Only the pictures are omitted; repeat all other data exactly.

——

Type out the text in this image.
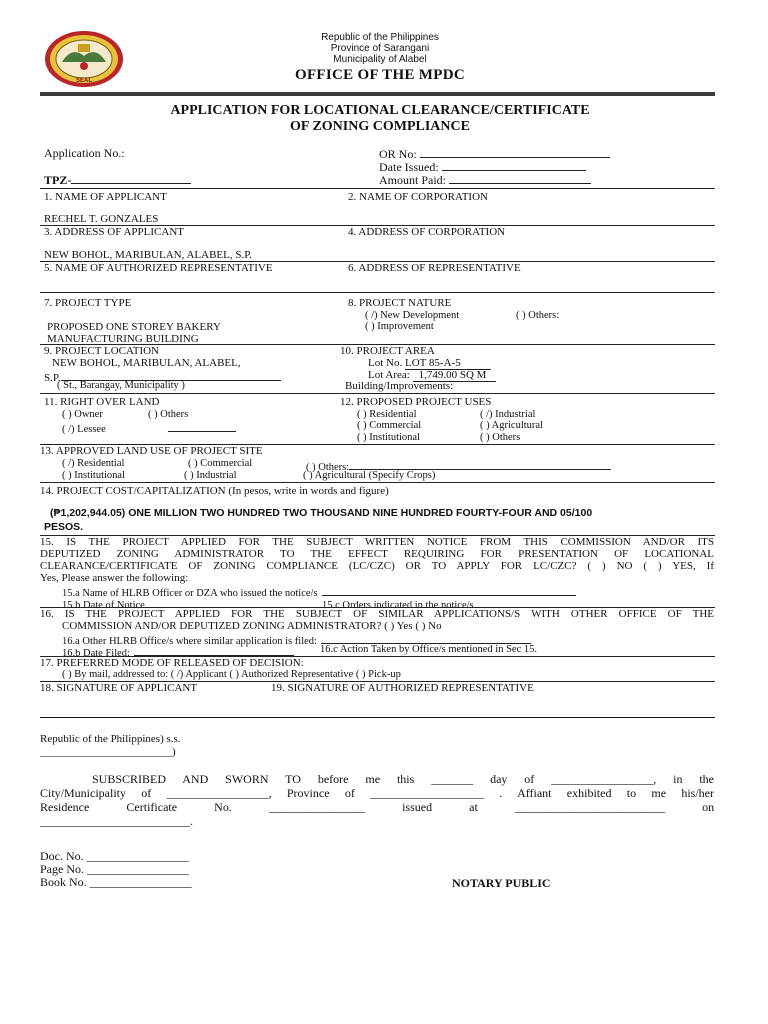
SEAL
Republic of the Philippines
Province of Sarangani
Municipality of Alabel
OFFICE OF THE MPDC
APPLICATION FOR LOCATIONAL CLEARANCE/CERTIFICATE
OF ZONING COMPLIANCE
Application No.:
TPZ-
OR No:
Date Issued:
Amount Paid:
1. NAME OF APPLICANT	2. NAME OF CORPORATION
RECHEL T. GONZALES
3. ADDRESS OF APPLICANT	4. ADDRESS OF CORPORATION
NEW BOHOL, MARIBULAN, ALABEL, S.P.
5. NAME OF AUTHORIZED REPRESENTATIVE	6. ADDRESS OF REPRESENTATIVE
7. PROJECT TYPE	8. PROJECT NATURE
( /) New Development	( ) Others:
( ) Improvement
PROPOSED ONE STOREY BAKERY
MANUFACTURING BUILDING
9. PROJECT LOCATION	10. PROJECT AREA
NEW BOHOL, MARIBULAN, ALABEL,
S.P.
( St., Barangay, Municipality )
Lot No. LOT 85-A-5
Lot Area: 1,749.00 SQ M
Building/Improvements:
11. RIGHT OVER LAND	12. PROPOSED PROJECT USES
( ) Owner	( ) Others
( /) Lessee
( ) Residential	( /) Industrial
( ) Commercial	( ) Agricultural
( ) Institutional	( ) Others
13. APPROVED LAND USE OF PROJECT SITE
( /) Residential	( ) Commercial	( ) Others:
( ) Institutional	( ) Industrial	( ) Agricultural (Specify Crops)
14. PROJECT COST/CAPITALIZATION (In pesos, write in words and figure)
(₱1,202,944.05) ONE MILLION TWO HUNDRED TWO THOUSAND NINE HUNDRED FOURTY-FOUR AND 05/100
PESOS.
15. IS THE PROJECT APPLIED FOR THE SUBJECT WRITTEN NOTICE FROM THIS COMMISSION AND/OR ITS
DEPUTIZED ZONING ADMINISTRATOR TO THE EFFECT REQUIRING FOR PRESENTATION OF LOCATIONAL
CLEARANCE/CERTIFICATE OF ZONING COMPLIANCE (LC/CZC) OR TO APPLY FOR LC/CZC? ( ) NO ( ) YES, If
Yes, Please answer the following:
15.a Name of HLRB Officer or DZA who issued the notice/s
15.b Date of Notice	15.c Orders indicated in the notice/s
16. IS THE PROJECT APPLIED FOR THE SUBJECT OF SIMILAR APPLICATIONS/S WITH OTHER OFFICE OF THE
COMMISSION AND/OR DEPUTIZED ZONING ADMINISTRATOR? ( ) Yes ( ) No
16.a Other HLRB Office/s where similar application is filed:
16.b Date Filed:	16.c Action Taken by Office/s mentioned in Sec 15.
17. PREFERRED MODE OF RELEASED OF DECISION:
( ) By mail, addressed to: ( /) Applicant ( ) Authorized Representative ( ) Pick-up
18. SIGNATURE OF APPLICANT	19. SIGNATURE OF AUTHORIZED REPRESENTATIVE
Republic of the Philippines) s.s.
________________________)
SUBSCRIBED AND SWORN TO before me this _______ day of _________________, in the
City/Municipality of _________________, Province of ___________________ . Affiant exhibited to me his/her
Residence	Certificate	No.	________________	issued	at	_________________________	on
_________________________.
Doc. No. _________________
Page No. _________________
Book No. _________________	NOTARY PUBLIC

——

**WORKED ANSWER**:
Type out the text in this image.
SEAL
Republic of the Philippines
Province of Sarangani
Municipality of Alabel
OFFICE OF THE MPDC
APPLICATION FOR LOCATIONAL CLEARANCE/CERTIFICATE
OF ZONING COMPLIANCE
Application No.:
TPZ-
OR No:
Date Issued:
Amount Paid:
1. NAME OF APPLICANT	2. NAME OF CORPORATION
RECHEL T. GONZALES
3. ADDRESS OF APPLICANT	4. ADDRESS OF CORPORATION
NEW BOHOL, MARIBULAN, ALABEL, S.P.
5. NAME OF AUTHORIZED REPRESENTATIVE	6. ADDRESS OF REPRESENTATIVE
7. PROJECT TYPE	8. PROJECT NATURE
( /) New Development	( ) Others:
( ) Improvement
PROPOSED ONE STOREY BAKERY
MANUFACTURING BUILDING
9. PROJECT LOCATION	10. PROJECT AREA
NEW BOHOL, MARIBULAN, ALABEL,
S.P.
( St., Barangay, Municipality )
Lot No. LOT 85-A-5
Lot Area: 1,749.00 SQ M
Building/Improvements:
11. RIGHT OVER LAND	12. PROPOSED PROJECT USES
( ) Owner	( ) Others
( /) Lessee
( ) Residential	( /) Industrial
( ) Commercial	( ) Agricultural
( ) Institutional	( ) Others
13. APPROVED LAND USE OF PROJECT SITE
( /) Residential	( ) Commercial	( ) Others:
( ) Institutional	( ) Industrial	( ) Agricultural (Specify Crops)
14. PROJECT COST/CAPITALIZATION (In pesos, write in words and figure)
(₱1,202,944.05) ONE MILLION TWO HUNDRED TWO THOUSAND NINE HUNDRED FOURTY-FOUR AND 05/100
PESOS.
15. IS THE PROJECT APPLIED FOR THE SUBJECT WRITTEN NOTICE FROM THIS COMMISSION AND/OR ITS
DEPUTIZED ZONING ADMINISTRATOR TO THE EFFECT REQUIRING FOR PRESENTATION OF LOCATIONAL
CLEARANCE/CERTIFICATE OF ZONING COMPLIANCE (LC/CZC) OR TO APPLY FOR LC/CZC? ( ) NO ( ) YES, If
Yes, Please answer the following:
15.a Name of HLRB Officer or DZA who issued the notice/s
15.b Date of Notice	15.c Orders indicated in the notice/s
16. IS THE PROJECT APPLIED FOR THE SUBJECT OF SIMILAR APPLICATIONS/S WITH OTHER OFFICE OF THE
COMMISSION AND/OR DEPUTIZED ZONING ADMINISTRATOR? ( ) Yes ( ) No
16.a Other HLRB Office/s where similar application is filed:
16.b Date Filed:	16.c Action Taken by Office/s mentioned in Sec 15.
17. PREFERRED MODE OF RELEASED OF DECISION:
( ) By mail, addressed to: ( /) Applicant ( ) Authorized Representative ( ) Pick-up
18. SIGNATURE OF APPLICANT	19. SIGNATURE OF AUTHORIZED REPRESENTATIVE
Republic of the Philippines) s.s.
________________________)
SUBSCRIBED AND SWORN TO before me this _______ day of _________________, in the
City/Municipality of _________________, Province of ___________________ . Affiant exhibited to me his/her
Residence	Certificate	No.	________________	issued	at	_________________________	on
_________________________.
Doc. No. _________________
Page No. _________________
Book No. _________________	NOTARY PUBLIC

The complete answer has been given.